Search the material for "Rüstungen" and show all lines that contain it.

DATASET EXTRACT>
|---|
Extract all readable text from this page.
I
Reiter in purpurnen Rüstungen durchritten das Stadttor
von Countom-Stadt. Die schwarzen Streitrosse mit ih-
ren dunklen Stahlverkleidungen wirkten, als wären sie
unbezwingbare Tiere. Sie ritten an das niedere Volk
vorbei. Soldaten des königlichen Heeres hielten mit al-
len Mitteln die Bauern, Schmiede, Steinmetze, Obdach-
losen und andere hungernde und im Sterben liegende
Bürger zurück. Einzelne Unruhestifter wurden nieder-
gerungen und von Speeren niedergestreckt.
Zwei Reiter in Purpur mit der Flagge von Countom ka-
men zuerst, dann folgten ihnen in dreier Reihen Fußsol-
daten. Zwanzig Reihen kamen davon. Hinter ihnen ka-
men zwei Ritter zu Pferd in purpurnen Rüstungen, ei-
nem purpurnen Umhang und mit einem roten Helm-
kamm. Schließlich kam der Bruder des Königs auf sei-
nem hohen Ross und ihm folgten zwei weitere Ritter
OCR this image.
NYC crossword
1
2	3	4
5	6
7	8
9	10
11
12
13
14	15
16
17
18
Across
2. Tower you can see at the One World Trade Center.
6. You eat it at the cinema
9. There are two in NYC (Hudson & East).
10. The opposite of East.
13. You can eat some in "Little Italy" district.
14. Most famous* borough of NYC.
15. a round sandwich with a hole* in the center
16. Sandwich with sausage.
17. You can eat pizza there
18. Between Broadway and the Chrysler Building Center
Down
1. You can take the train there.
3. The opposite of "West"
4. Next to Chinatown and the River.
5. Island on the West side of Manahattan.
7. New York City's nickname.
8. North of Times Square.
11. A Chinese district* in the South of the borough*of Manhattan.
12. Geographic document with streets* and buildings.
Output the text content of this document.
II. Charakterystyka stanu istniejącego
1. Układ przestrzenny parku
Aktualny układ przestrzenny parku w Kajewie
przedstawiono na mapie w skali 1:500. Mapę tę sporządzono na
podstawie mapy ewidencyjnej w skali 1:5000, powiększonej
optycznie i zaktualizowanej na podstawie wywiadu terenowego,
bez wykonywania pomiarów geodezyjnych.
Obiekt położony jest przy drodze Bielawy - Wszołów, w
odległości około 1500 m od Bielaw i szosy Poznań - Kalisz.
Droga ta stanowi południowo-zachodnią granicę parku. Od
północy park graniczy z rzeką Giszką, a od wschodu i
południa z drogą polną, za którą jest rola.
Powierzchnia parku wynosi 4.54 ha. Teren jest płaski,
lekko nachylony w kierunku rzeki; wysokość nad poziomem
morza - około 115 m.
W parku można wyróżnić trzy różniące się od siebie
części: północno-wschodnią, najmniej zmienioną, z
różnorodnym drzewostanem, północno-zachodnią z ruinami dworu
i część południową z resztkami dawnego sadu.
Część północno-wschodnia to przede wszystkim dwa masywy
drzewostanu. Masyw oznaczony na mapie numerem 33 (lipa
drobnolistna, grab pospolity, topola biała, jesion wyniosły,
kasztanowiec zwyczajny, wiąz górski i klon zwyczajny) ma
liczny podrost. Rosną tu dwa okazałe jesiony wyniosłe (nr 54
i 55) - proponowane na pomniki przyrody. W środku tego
|---|
COMPLETED EXERCISE>
Reiter in purpurnen Rüstungen durchritten das Stadttor
men zwei Ritter zu Pferd in purpurnen Rüstungen, ei-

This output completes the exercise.